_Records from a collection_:

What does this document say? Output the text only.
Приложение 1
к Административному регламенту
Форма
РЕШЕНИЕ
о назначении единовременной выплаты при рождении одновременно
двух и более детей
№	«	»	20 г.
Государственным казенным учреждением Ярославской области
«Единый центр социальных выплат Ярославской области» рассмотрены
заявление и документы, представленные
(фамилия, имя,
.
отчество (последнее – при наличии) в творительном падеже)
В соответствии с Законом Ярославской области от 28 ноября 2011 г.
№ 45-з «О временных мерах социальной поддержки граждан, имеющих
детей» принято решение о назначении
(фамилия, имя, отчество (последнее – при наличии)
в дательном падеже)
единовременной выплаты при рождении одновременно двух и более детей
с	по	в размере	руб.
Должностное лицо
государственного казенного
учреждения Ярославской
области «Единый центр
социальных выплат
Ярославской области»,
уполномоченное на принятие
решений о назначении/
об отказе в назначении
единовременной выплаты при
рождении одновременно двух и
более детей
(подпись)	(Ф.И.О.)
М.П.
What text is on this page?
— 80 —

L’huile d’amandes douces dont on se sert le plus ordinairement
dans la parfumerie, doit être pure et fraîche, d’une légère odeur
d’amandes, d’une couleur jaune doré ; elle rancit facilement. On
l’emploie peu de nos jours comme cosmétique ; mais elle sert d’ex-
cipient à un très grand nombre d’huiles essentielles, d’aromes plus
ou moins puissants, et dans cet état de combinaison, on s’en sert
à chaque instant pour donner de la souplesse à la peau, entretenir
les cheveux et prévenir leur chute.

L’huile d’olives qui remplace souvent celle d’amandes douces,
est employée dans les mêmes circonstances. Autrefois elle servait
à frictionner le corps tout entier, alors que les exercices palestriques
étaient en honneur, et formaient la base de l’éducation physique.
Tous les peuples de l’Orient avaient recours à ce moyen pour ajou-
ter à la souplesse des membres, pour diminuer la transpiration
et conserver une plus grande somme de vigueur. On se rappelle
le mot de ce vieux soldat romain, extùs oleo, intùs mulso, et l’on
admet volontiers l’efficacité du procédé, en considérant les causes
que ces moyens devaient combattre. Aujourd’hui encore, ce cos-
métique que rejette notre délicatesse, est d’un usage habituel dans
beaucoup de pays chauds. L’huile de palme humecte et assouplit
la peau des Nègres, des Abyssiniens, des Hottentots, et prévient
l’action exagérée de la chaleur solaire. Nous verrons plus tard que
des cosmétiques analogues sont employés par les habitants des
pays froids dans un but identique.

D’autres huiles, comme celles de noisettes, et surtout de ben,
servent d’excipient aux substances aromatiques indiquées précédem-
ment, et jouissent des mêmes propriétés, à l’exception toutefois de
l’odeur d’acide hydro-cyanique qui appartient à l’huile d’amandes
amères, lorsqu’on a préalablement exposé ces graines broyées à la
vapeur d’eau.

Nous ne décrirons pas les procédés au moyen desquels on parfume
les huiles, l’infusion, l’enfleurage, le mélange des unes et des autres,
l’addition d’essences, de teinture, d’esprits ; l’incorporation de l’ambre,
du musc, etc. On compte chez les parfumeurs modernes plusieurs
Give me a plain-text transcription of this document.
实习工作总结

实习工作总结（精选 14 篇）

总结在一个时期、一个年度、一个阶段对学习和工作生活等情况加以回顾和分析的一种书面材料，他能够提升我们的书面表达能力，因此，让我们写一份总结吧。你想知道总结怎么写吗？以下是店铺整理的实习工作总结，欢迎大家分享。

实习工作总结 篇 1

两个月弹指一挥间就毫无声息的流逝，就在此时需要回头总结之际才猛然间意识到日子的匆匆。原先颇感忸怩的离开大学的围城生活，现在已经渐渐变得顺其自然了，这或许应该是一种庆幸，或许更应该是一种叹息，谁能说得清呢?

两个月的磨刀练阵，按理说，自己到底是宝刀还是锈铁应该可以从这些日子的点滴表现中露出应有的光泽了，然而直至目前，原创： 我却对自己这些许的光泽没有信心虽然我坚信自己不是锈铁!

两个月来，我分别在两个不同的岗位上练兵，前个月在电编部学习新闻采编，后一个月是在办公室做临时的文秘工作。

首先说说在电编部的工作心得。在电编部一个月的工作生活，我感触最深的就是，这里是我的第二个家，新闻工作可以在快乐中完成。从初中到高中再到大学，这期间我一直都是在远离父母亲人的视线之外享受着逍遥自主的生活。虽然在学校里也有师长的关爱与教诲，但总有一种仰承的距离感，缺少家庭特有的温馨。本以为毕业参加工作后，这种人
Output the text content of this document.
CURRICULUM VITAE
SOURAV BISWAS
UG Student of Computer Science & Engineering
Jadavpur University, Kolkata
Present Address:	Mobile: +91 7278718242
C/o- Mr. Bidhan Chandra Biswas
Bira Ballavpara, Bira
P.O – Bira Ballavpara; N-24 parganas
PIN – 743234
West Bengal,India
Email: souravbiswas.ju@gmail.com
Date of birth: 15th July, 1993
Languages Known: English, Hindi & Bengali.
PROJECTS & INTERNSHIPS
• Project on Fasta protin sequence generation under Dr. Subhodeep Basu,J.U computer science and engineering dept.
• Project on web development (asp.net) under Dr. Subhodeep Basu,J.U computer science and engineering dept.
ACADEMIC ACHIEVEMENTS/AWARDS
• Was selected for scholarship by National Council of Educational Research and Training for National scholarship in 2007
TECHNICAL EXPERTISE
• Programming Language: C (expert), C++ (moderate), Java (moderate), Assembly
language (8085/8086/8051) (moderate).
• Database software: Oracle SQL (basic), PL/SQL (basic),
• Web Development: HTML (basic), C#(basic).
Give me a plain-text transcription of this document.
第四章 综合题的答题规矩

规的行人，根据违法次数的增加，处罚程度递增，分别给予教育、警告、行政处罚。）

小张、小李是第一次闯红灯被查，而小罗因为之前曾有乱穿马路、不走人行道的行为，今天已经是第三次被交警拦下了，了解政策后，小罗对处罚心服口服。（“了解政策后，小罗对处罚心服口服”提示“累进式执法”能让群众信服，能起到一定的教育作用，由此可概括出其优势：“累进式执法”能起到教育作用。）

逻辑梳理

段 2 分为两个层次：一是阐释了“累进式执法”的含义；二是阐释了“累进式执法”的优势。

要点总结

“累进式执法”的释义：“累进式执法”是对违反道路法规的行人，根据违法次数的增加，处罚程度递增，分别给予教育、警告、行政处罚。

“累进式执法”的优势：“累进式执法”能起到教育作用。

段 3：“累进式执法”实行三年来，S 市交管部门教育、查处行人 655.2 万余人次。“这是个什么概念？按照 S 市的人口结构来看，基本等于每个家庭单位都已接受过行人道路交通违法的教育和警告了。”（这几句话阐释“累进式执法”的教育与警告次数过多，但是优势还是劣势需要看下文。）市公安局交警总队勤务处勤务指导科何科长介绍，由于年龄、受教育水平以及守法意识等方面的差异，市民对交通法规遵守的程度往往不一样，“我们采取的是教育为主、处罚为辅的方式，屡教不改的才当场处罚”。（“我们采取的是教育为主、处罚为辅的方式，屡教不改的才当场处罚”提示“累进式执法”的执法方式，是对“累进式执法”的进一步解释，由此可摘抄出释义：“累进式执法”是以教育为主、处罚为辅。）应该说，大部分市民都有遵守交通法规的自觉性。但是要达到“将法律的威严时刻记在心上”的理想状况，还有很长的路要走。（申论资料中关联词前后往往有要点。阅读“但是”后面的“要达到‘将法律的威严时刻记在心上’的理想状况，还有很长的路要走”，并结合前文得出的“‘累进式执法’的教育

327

_REQUIREMENT_:
Reproduce each line verbatim.

_THE RESPONSE_:
What does this document say? Output the text only.
Приложение 1
к Административному регламенту
Форма
РЕШЕНИЕ
о назначении единовременной выплаты при рождении одновременно
двух и более детей
№	«	»	20 г.
Государственным казенным учреждением Ярославской области
«Единый центр социальных выплат Ярославской области» рассмотрены
заявление и документы, представленные
(фамилия, имя,
.
отчество (последнее – при наличии) в творительном падеже)
В соответствии с Законом Ярославской области от 28 ноября 2011 г.
№ 45-з «О временных мерах социальной поддержки граждан, имеющих
детей» принято решение о назначении
(фамилия, имя, отчество (последнее – при наличии)
в дательном падеже)
единовременной выплаты при рождении одновременно двух и более детей
с	по	в размере	руб.
Должностное лицо
государственного казенного
учреждения Ярославской
области «Единый центр
социальных выплат
Ярославской области»,
уполномоченное на принятие
решений о назначении/
об отказе в назначении
единовременной выплаты при
рождении одновременно двух и
более детей
(подпись)	(Ф.И.О.)
М.П.
What text is on this page?
— 80 —

L’huile d’amandes douces dont on se sert le plus ordinairement
dans la parfumerie, doit être pure et fraîche, d’une légère odeur
d’amandes, d’une couleur jaune doré ; elle rancit facilement. On
l’emploie peu de nos jours comme cosmétique ; mais elle sert d’ex-
cipient à un très grand nombre d’huiles essentielles, d’aromes plus
ou moins puissants, et dans cet état de combinaison, on s’en sert
à chaque instant pour donner de la souplesse à la peau, entretenir
les cheveux et prévenir leur chute.

L’huile d’olives qui remplace souvent celle d’amandes douces,
est employée dans les mêmes circonstances. Autrefois elle servait
à frictionner le corps tout entier, alors que les exercices palestriques
étaient en honneur, et formaient la base de l’éducation physique.
Tous les peuples de l’Orient avaient recours à ce moyen pour ajou-
ter à la souplesse des membres, pour diminuer la transpiration
et conserver une plus grande somme de vigueur. On se rappelle
le mot de ce vieux soldat romain, extùs oleo, intùs mulso, et l’on
admet volontiers l’efficacité du procédé, en considérant les causes
que ces moyens devaient combattre. Aujourd’hui encore, ce cos-
métique que rejette notre délicatesse, est d’un usage habituel dans
beaucoup de pays chauds. L’huile de palme humecte et assouplit
la peau des Nègres, des Abyssiniens, des Hottentots, et prévient
l’action exagérée de la chaleur solaire. Nous verrons plus tard que
des cosmétiques analogues sont employés par les habitants des
pays froids dans un but identique.

D’autres huiles, comme celles de noisettes, et surtout de ben,
servent d’excipient aux substances aromatiques indiquées précédem-
ment, et jouissent des mêmes propriétés, à l’exception toutefois de
l’odeur d’acide hydro-cyanique qui appartient à l’huile d’amandes
amères, lorsqu’on a préalablement exposé ces graines broyées à la
vapeur d’eau.

Nous ne décrirons pas les procédés au moyen desquels on parfume
les huiles, l’infusion, l’enfleurage, le mélange des unes et des autres,
l’addition d’essences, de teinture, d’esprits ; l’incorporation de l’ambre,
du musc, etc. On compte chez les parfumeurs modernes plusieurs
Give me a plain-text transcription of this document.
实习工作总结

实习工作总结（精选 14 篇）

总结在一个时期、一个年度、一个阶段对学习和工作生活等情况加以回顾和分析的一种书面材料，他能够提升我们的书面表达能力，因此，让我们写一份总结吧。你想知道总结怎么写吗？以下是店铺整理的实习工作总结，欢迎大家分享。

实习工作总结 篇 1

两个月弹指一挥间就毫无声息的流逝，就在此时需要回头总结之际才猛然间意识到日子的匆匆。原先颇感忸怩的离开大学的围城生活，现在已经渐渐变得顺其自然了，这或许应该是一种庆幸，或许更应该是一种叹息，谁能说得清呢?

两个月的磨刀练阵，按理说，自己到底是宝刀还是锈铁应该可以从这些日子的点滴表现中露出应有的光泽了，然而直至目前，原创： 我却对自己这些许的光泽没有信心虽然我坚信自己不是锈铁!

两个月来，我分别在两个不同的岗位上练兵，前个月在电编部学习新闻采编，后一个月是在办公室做临时的文秘工作。

首先说说在电编部的工作心得。在电编部一个月的工作生活，我感触最深的就是，这里是我的第二个家，新闻工作可以在快乐中完成。从初中到高中再到大学，这期间我一直都是在远离父母亲人的视线之外享受着逍遥自主的生活。虽然在学校里也有师长的关爱与教诲，但总有一种仰承的距离感，缺少家庭特有的温馨。本以为毕业参加工作后，这种人
Output the text content of this document.
CURRICULUM VITAE
SOURAV BISWAS
UG Student of Computer Science & Engineering
Jadavpur University, Kolkata
Present Address:	Mobile: +91 7278718242
C/o- Mr. Bidhan Chandra Biswas
Bira Ballavpara, Bira
P.O – Bira Ballavpara; N-24 parganas
PIN – 743234
West Bengal,India
Email: souravbiswas.ju@gmail.com
Date of birth: 15th July, 1993
Languages Known: English, Hindi & Bengali.
PROJECTS & INTERNSHIPS
• Project on Fasta protin sequence generation under Dr. Subhodeep Basu,J.U computer science and engineering dept.
• Project on web development (asp.net) under Dr. Subhodeep Basu,J.U computer science and engineering dept.
ACADEMIC ACHIEVEMENTS/AWARDS
• Was selected for scholarship by National Council of Educational Research and Training for National scholarship in 2007
TECHNICAL EXPERTISE
• Programming Language: C (expert), C++ (moderate), Java (moderate), Assembly
language (8085/8086/8051) (moderate).
• Database software: Oracle SQL (basic), PL/SQL (basic),
• Web Development: HTML (basic), C#(basic).
Give me a plain-text transcription of this document.
第四章 综合题的答题规矩

规的行人，根据违法次数的增加，处罚程度递增，分别给予教育、警告、行政处罚。）

小张、小李是第一次闯红灯被查，而小罗因为之前曾有乱穿马路、不走人行道的行为，今天已经是第三次被交警拦下了，了解政策后，小罗对处罚心服口服。（“了解政策后，小罗对处罚心服口服”提示“累进式执法”能让群众信服，能起到一定的教育作用，由此可概括出其优势：“累进式执法”能起到教育作用。）

逻辑梳理

段 2 分为两个层次：一是阐释了“累进式执法”的含义；二是阐释了“累进式执法”的优势。

要点总结

“累进式执法”的释义：“累进式执法”是对违反道路法规的行人，根据违法次数的增加，处罚程度递增，分别给予教育、警告、行政处罚。

“累进式执法”的优势：“累进式执法”能起到教育作用。

段 3：“累进式执法”实行三年来，S 市交管部门教育、查处行人 655.2 万余人次。“这是个什么概念？按照 S 市的人口结构来看，基本等于每个家庭单位都已接受过行人道路交通违法的教育和警告了。”（这几句话阐释“累进式执法”的教育与警告次数过多，但是优势还是劣势需要看下文。）市公安局交警总队勤务处勤务指导科何科长介绍，由于年龄、受教育水平以及守法意识等方面的差异，市民对交通法规遵守的程度往往不一样，“我们采取的是教育为主、处罚为辅的方式，屡教不改的才当场处罚”。（“我们采取的是教育为主、处罚为辅的方式，屡教不改的才当场处罚”提示“累进式执法”的执法方式，是对“累进式执法”的进一步解释，由此可摘抄出释义：“累进式执法”是以教育为主、处罚为辅。）应该说，大部分市民都有遵守交通法规的自觉性。但是要达到“将法律的威严时刻记在心上”的理想状况，还有很长的路要走。（申论资料中关联词前后往往有要点。阅读“但是”后面的“要达到‘将法律的威严时刻记在心上’的理想状况，还有很长的路要走”，并结合前文得出的“‘累进式执法’的教育

327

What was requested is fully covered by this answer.